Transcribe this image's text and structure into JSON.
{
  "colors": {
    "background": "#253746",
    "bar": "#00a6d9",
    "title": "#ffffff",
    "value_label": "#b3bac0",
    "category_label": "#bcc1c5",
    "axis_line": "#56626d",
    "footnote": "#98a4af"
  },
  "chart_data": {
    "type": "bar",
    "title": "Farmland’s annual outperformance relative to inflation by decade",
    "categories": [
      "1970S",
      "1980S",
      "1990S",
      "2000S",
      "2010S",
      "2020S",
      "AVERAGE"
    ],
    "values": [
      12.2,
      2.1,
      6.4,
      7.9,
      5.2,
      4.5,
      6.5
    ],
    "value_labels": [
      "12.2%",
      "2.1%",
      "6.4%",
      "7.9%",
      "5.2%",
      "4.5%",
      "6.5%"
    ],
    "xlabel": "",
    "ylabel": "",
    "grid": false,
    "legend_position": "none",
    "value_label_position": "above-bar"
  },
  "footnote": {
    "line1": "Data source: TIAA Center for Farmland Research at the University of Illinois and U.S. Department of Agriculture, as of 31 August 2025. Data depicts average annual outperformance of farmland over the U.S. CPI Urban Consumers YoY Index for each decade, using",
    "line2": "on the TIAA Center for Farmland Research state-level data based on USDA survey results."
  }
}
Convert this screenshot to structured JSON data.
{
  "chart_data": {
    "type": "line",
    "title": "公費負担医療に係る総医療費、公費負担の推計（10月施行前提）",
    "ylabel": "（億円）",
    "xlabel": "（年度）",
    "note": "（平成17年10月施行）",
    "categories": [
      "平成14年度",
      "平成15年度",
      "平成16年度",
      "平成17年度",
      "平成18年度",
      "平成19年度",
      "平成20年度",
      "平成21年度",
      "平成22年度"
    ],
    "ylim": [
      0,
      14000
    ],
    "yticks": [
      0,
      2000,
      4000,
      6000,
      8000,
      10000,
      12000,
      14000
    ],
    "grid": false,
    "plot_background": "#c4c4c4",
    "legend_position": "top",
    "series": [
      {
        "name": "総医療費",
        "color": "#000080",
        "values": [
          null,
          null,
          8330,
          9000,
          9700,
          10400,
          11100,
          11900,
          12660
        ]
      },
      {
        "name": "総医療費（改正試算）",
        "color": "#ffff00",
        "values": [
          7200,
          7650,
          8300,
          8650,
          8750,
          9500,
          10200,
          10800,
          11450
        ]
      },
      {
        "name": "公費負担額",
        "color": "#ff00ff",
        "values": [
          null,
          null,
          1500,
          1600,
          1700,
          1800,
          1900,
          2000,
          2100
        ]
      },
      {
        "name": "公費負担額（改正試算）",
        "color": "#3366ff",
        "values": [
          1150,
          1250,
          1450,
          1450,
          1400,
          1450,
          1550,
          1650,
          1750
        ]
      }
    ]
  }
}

————————

WHAT NEEDS TO BE DONE:
Check each line of the entries above for the word "TIAA". List the ones that have it.

RESULT FOR THIS EXERCISE:
    "line1": "Data source: TIAA Center for Farmland Research at the University of Illinois and U.S. Department of Agriculture, as of 31 August 2025. Data depicts average annual outperformance of farmland over the U.S. CPI Urban Consumers YoY Index for each decade, using",
    "line2": "on the TIAA Center for Farmland Research state-level data based on USDA survey results."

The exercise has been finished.